Show every line where "plus" occurs.

########################################

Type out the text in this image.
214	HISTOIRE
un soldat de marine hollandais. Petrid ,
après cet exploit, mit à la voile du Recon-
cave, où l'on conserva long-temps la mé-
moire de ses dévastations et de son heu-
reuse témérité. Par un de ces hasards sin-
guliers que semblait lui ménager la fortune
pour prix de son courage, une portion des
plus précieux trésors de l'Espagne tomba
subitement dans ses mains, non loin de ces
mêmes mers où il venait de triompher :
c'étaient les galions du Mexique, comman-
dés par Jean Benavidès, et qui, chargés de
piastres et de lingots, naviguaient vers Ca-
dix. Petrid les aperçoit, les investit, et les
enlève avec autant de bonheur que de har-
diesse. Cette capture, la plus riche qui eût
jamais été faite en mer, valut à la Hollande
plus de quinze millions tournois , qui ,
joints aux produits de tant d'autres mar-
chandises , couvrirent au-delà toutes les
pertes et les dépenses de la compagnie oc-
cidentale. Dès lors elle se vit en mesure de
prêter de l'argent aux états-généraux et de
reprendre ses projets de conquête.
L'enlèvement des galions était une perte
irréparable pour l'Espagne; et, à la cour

########################################

The solution:
plus précieux trésors de l'Espagne tomba
diesse. Cette capture, la plus riche qui eût
plus de quinze millions tournois , qui ,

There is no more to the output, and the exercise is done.